_WHAT IS ASKED_: Return the listing below word for word.

_ENTRIES_:
-*-

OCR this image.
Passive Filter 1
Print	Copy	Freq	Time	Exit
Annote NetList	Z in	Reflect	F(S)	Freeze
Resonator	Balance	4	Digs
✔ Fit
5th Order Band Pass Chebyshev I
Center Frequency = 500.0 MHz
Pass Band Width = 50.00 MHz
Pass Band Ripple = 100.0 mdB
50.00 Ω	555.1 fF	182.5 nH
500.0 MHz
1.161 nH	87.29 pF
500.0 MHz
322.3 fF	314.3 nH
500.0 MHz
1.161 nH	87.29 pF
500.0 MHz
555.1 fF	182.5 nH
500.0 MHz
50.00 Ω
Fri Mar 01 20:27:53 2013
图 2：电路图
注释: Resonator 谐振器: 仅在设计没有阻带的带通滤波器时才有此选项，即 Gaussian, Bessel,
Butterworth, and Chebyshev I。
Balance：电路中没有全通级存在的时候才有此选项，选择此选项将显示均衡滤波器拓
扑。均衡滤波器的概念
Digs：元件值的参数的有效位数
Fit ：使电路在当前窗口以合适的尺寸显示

-*-

_OUTPUT OF THE EXERCISE_:
OCR this image.
Passive Filter 1
Print	Copy	Freq	Time	Exit
Annote NetList	Z in	Reflect	F(S)	Freeze
Resonator	Balance	4	Digs
✔ Fit
5th Order Band Pass Chebyshev I
Center Frequency = 500.0 MHz
Pass Band Width = 50.00 MHz
Pass Band Ripple = 100.0 mdB
50.00 Ω	555.1 fF	182.5 nH
500.0 MHz
1.161 nH	87.29 pF
500.0 MHz
322.3 fF	314.3 nH
500.0 MHz
1.161 nH	87.29 pF
500.0 MHz
555.1 fF	182.5 nH
500.0 MHz
50.00 Ω
Fri Mar 01 20:27:53 2013
图 2：电路图
注释: Resonator 谐振器: 仅在设计没有阻带的带通滤波器时才有此选项，即 Gaussian, Bessel,
Butterworth, and Chebyshev I。
Balance：电路中没有全通级存在的时候才有此选项，选择此选项将显示均衡滤波器拓
扑。均衡滤波器的概念
Digs：元件值的参数的有效位数
Fit ：使电路在当前窗口以合适的尺寸显示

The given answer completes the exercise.